> _WORK TO COMPLETE_: Pick out the lines below with "Standardlänge" and list them.

— begin —

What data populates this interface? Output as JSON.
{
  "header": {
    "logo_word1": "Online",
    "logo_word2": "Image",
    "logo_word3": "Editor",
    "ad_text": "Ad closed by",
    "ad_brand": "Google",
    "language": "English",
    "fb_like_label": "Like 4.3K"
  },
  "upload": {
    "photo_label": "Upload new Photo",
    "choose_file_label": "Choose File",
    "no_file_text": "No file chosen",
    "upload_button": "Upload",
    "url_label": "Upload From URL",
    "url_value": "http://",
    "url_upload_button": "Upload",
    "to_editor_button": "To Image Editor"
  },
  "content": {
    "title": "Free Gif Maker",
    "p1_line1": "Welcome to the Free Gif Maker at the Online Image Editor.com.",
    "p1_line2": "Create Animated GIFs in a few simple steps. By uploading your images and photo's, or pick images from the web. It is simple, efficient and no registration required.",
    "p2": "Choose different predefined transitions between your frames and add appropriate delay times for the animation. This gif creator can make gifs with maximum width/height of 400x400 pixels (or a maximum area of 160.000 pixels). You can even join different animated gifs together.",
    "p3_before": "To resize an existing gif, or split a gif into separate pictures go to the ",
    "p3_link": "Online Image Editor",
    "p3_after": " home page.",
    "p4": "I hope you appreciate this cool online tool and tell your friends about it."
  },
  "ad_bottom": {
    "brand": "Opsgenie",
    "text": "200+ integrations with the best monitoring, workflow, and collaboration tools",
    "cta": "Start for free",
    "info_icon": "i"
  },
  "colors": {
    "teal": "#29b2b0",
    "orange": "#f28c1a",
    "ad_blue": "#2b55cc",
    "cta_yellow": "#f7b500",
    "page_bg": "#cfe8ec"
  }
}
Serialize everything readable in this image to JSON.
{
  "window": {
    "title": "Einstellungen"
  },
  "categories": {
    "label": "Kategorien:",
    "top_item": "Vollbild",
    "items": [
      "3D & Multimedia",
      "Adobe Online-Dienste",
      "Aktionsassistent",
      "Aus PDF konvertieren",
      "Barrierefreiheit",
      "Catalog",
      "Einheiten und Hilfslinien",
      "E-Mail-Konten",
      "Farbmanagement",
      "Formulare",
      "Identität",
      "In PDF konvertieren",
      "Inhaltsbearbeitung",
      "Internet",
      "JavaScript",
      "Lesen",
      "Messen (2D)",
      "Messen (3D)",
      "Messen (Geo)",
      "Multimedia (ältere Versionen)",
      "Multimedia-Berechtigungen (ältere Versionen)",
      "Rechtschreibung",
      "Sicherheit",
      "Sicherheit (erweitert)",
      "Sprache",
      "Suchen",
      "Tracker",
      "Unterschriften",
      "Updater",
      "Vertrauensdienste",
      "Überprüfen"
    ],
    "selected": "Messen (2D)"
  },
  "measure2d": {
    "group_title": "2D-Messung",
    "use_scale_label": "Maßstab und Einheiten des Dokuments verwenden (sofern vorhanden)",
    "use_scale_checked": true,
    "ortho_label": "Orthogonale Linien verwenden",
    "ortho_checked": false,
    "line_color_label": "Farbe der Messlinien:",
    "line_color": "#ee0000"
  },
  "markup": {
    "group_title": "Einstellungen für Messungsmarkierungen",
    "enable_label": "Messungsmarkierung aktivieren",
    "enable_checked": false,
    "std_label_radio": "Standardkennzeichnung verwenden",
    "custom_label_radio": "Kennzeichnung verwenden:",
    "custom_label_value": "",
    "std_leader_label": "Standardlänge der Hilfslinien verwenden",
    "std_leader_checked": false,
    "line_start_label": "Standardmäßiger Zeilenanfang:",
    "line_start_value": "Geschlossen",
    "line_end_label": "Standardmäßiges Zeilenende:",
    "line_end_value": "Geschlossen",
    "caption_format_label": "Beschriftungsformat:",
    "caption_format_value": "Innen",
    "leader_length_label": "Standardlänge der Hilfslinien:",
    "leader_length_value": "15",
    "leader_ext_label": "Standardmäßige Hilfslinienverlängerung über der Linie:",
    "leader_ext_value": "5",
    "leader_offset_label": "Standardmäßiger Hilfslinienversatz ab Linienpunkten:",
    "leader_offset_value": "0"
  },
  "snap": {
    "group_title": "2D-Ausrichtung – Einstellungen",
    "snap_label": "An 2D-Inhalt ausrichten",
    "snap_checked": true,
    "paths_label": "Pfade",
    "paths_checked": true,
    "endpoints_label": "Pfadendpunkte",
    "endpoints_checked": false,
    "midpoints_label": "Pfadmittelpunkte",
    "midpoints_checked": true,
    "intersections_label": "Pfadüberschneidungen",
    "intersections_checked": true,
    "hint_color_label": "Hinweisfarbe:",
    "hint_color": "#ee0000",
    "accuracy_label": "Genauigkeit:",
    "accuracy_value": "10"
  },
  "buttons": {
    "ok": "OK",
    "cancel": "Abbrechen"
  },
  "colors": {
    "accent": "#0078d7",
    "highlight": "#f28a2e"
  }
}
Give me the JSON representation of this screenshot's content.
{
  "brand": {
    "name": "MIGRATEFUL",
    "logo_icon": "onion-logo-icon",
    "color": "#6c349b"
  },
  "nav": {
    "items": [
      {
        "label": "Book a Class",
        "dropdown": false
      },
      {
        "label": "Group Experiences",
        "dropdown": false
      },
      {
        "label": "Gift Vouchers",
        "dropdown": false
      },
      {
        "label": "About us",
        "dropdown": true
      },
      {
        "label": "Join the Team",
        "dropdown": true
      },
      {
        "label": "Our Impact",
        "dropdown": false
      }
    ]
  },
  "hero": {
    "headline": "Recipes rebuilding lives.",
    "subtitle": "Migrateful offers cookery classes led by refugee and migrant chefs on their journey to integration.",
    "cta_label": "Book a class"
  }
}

— end —

> _FULL ANSWER_:
    "std_leader_label": "Standardlänge der Hilfslinien verwenden",
    "leader_length_label": "Standardlänge der Hilfslinien:",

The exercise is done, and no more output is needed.